__Exercise objective__: Your task is to copy every record exactly.

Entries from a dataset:

· · · · · · ·

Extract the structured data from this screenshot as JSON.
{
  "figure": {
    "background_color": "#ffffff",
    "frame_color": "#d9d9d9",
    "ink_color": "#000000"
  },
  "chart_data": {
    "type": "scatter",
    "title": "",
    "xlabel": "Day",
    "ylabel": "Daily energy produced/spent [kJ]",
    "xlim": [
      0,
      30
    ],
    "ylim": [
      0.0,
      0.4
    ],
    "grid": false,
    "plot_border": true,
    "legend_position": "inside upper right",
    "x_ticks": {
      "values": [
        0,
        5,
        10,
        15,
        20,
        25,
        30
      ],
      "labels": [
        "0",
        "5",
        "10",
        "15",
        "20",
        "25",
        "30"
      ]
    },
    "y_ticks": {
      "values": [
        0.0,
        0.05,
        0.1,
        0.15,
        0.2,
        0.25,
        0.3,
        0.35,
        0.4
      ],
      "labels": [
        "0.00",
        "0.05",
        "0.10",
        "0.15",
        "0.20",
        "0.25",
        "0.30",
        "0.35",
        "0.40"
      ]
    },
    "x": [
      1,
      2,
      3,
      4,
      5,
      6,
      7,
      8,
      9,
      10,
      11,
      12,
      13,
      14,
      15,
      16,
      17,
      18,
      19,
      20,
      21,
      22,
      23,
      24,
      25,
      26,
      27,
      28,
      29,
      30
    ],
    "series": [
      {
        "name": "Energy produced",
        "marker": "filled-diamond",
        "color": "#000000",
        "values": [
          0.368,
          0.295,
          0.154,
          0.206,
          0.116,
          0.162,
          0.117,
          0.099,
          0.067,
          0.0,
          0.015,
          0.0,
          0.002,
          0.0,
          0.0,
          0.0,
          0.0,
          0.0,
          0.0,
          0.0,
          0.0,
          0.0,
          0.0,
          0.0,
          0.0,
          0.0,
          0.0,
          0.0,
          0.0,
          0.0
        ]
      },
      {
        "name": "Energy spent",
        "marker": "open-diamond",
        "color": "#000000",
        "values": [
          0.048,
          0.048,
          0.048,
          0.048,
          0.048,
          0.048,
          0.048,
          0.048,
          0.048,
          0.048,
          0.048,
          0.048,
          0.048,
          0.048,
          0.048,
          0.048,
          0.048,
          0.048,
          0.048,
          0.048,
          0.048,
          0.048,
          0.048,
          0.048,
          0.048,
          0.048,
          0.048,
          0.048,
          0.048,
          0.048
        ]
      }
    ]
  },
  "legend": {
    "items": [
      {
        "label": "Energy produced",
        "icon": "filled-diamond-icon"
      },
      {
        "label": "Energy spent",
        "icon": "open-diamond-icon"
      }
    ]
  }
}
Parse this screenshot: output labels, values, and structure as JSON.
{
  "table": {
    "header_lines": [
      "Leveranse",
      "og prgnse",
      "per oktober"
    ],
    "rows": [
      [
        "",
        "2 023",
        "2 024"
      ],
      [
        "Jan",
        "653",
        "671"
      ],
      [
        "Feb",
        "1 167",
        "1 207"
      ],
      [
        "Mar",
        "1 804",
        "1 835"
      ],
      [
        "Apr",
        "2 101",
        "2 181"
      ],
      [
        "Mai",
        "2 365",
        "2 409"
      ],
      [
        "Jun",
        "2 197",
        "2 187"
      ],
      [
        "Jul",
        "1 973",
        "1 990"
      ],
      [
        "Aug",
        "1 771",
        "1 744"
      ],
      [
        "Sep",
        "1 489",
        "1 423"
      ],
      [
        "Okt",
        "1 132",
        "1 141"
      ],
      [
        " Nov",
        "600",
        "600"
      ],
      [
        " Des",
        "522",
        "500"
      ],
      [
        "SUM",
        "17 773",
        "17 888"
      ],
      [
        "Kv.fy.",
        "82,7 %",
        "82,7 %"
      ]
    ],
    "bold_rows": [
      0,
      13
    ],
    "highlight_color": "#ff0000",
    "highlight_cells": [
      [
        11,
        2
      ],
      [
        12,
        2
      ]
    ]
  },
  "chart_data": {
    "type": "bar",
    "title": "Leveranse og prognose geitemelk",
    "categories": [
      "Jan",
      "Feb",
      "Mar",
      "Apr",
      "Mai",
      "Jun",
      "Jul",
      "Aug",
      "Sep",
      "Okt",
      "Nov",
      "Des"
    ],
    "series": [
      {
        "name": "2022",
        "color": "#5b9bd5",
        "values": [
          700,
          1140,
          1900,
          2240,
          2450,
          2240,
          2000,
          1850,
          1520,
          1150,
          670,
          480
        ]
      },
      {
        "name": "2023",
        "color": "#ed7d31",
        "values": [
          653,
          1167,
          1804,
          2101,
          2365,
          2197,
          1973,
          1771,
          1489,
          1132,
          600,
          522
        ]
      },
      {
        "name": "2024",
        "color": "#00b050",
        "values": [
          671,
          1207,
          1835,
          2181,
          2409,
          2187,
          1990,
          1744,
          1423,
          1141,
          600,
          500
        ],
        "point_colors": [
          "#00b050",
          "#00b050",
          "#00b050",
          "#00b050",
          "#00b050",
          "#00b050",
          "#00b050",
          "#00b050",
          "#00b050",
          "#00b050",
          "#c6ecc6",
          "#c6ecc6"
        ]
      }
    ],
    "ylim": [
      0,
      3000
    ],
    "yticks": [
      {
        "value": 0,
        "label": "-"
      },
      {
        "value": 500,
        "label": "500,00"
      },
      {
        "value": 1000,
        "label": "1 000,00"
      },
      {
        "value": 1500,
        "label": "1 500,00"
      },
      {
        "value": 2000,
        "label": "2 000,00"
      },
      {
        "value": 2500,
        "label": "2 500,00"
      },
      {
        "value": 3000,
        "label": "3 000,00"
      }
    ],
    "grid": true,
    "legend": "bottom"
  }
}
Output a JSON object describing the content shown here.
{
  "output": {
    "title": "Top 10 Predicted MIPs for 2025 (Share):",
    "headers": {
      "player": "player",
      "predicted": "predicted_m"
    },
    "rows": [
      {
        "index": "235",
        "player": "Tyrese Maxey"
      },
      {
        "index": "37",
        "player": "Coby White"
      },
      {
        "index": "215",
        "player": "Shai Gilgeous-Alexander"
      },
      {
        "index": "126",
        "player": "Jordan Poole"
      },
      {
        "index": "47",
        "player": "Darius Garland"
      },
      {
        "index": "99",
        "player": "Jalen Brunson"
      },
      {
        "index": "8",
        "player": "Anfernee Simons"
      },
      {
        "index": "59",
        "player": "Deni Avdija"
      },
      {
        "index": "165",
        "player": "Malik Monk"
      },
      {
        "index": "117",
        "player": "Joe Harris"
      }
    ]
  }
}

· · · · · · ·

__Expected output__:
Extract the structured data from this screenshot as JSON.
{
  "figure": {
    "background_color": "#ffffff",
    "frame_color": "#d9d9d9",
    "ink_color": "#000000"
  },
  "chart_data": {
    "type": "scatter",
    "title": "",
    "xlabel": "Day",
    "ylabel": "Daily energy produced/spent [kJ]",
    "xlim": [
      0,
      30
    ],
    "ylim": [
      0.0,
      0.4
    ],
    "grid": false,
    "plot_border": true,
    "legend_position": "inside upper right",
    "x_ticks": {
      "values": [
        0,
        5,
        10,
        15,
        20,
        25,
        30
      ],
      "labels": [
        "0",
        "5",
        "10",
        "15",
        "20",
        "25",
        "30"
      ]
    },
    "y_ticks": {
      "values": [
        0.0,
        0.05,
        0.1,
        0.15,
        0.2,
        0.25,
        0.3,
        0.35,
        0.4
      ],
      "labels": [
        "0.00",
        "0.05",
        "0.10",
        "0.15",
        "0.20",
        "0.25",
        "0.30",
        "0.35",
        "0.40"
      ]
    },
    "x": [
      1,
      2,
      3,
      4,
      5,
      6,
      7,
      8,
      9,
      10,
      11,
      12,
      13,
      14,
      15,
      16,
      17,
      18,
      19,
      20,
      21,
      22,
      23,
      24,
      25,
      26,
      27,
      28,
      29,
      30
    ],
    "series": [
      {
        "name": "Energy produced",
        "marker": "filled-diamond",
        "color": "#000000",
        "values": [
          0.368,
          0.295,
          0.154,
          0.206,
          0.116,
          0.162,
          0.117,
          0.099,
          0.067,
          0.0,
          0.015,
          0.0,
          0.002,
          0.0,
          0.0,
          0.0,
          0.0,
          0.0,
          0.0,
          0.0,
          0.0,
          0.0,
          0.0,
          0.0,
          0.0,
          0.0,
          0.0,
          0.0,
          0.0,
          0.0
        ]
      },
      {
        "name": "Energy spent",
        "marker": "open-diamond",
        "color": "#000000",
        "values": [
          0.048,
          0.048,
          0.048,
          0.048,
          0.048,
          0.048,
          0.048,
          0.048,
          0.048,
          0.048,
          0.048,
          0.048,
          0.048,
          0.048,
          0.048,
          0.048,
          0.048,
          0.048,
          0.048,
          0.048,
          0.048,
          0.048,
          0.048,
          0.048,
          0.048,
          0.048,
          0.048,
          0.048,
          0.048,
          0.048
        ]
      }
    ]
  },
  "legend": {
    "items": [
      {
        "label": "Energy produced",
        "icon": "filled-diamond-icon"
      },
      {
        "label": "Energy spent",
        "icon": "open-diamond-icon"
      }
    ]
  }
}
Parse this screenshot: output labels, values, and structure as JSON.
{
  "table": {
    "header_lines": [
      "Leveranse",
      "og prgnse",
      "per oktober"
    ],
    "rows": [
      [
        "",
        "2 023",
        "2 024"
      ],
      [
        "Jan",
        "653",
        "671"
      ],
      [
        "Feb",
        "1 167",
        "1 207"
      ],
      [
        "Mar",
        "1 804",
        "1 835"
      ],
      [
        "Apr",
        "2 101",
        "2 181"
      ],
      [
        "Mai",
        "2 365",
        "2 409"
      ],
      [
        "Jun",
        "2 197",
        "2 187"
      ],
      [
        "Jul",
        "1 973",
        "1 990"
      ],
      [
        "Aug",
        "1 771",
        "1 744"
      ],
      [
        "Sep",
        "1 489",
        "1 423"
      ],
      [
        "Okt",
        "1 132",
        "1 141"
      ],
      [
        " Nov",
        "600",
        "600"
      ],
      [
        " Des",
        "522",
        "500"
      ],
      [
        "SUM",
        "17 773",
        "17 888"
      ],
      [
        "Kv.fy.",
        "82,7 %",
        "82,7 %"
      ]
    ],
    "bold_rows": [
      0,
      13
    ],
    "highlight_color": "#ff0000",
    "highlight_cells": [
      [
        11,
        2
      ],
      [
        12,
        2
      ]
    ]
  },
  "chart_data": {
    "type": "bar",
    "title": "Leveranse og prognose geitemelk",
    "categories": [
      "Jan",
      "Feb",
      "Mar",
      "Apr",
      "Mai",
      "Jun",
      "Jul",
      "Aug",
      "Sep",
      "Okt",
      "Nov",
      "Des"
    ],
    "series": [
      {
        "name": "2022",
        "color": "#5b9bd5",
        "values": [
          700,
          1140,
          1900,
          2240,
          2450,
          2240,
          2000,
          1850,
          1520,
          1150,
          670,
          480
        ]
      },
      {
        "name": "2023",
        "color": "#ed7d31",
        "values": [
          653,
          1167,
          1804,
          2101,
          2365,
          2197,
          1973,
          1771,
          1489,
          1132,
          600,
          522
        ]
      },
      {
        "name": "2024",
        "color": "#00b050",
        "values": [
          671,
          1207,
          1835,
          2181,
          2409,
          2187,
          1990,
          1744,
          1423,
          1141,
          600,
          500
        ],
        "point_colors": [
          "#00b050",
          "#00b050",
          "#00b050",
          "#00b050",
          "#00b050",
          "#00b050",
          "#00b050",
          "#00b050",
          "#00b050",
          "#00b050",
          "#c6ecc6",
          "#c6ecc6"
        ]
      }
    ],
    "ylim": [
      0,
      3000
    ],
    "yticks": [
      {
        "value": 0,
        "label": "-"
      },
      {
        "value": 500,
        "label": "500,00"
      },
      {
        "value": 1000,
        "label": "1 000,00"
      },
      {
        "value": 1500,
        "label": "1 500,00"
      },
      {
        "value": 2000,
        "label": "2 000,00"
      },
      {
        "value": 2500,
        "label": "2 500,00"
      },
      {
        "value": 3000,
        "label": "3 000,00"
      }
    ],
    "grid": true,
    "legend": "bottom"
  }
}
Output a JSON object describing the content shown here.
{
  "output": {
    "title": "Top 10 Predicted MIPs for 2025 (Share):",
    "headers": {
      "player": "player",
      "predicted": "predicted_m"
    },
    "rows": [
      {
        "index": "235",
        "player": "Tyrese Maxey"
      },
      {
        "index": "37",
        "player": "Coby White"
      },
      {
        "index": "215",
        "player": "Shai Gilgeous-Alexander"
      },
      {
        "index": "126",
        "player": "Jordan Poole"
      },
      {
        "index": "47",
        "player": "Darius Garland"
      },
      {
        "index": "99",
        "player": "Jalen Brunson"
      },
      {
        "index": "8",
        "player": "Anfernee Simons"
      },
      {
        "index": "59",
        "player": "Deni Avdija"
      },
      {
        "index": "165",
        "player": "Malik Monk"
      },
      {
        "index": "117",
        "player": "Joe Harris"
      }
    ]
  }
}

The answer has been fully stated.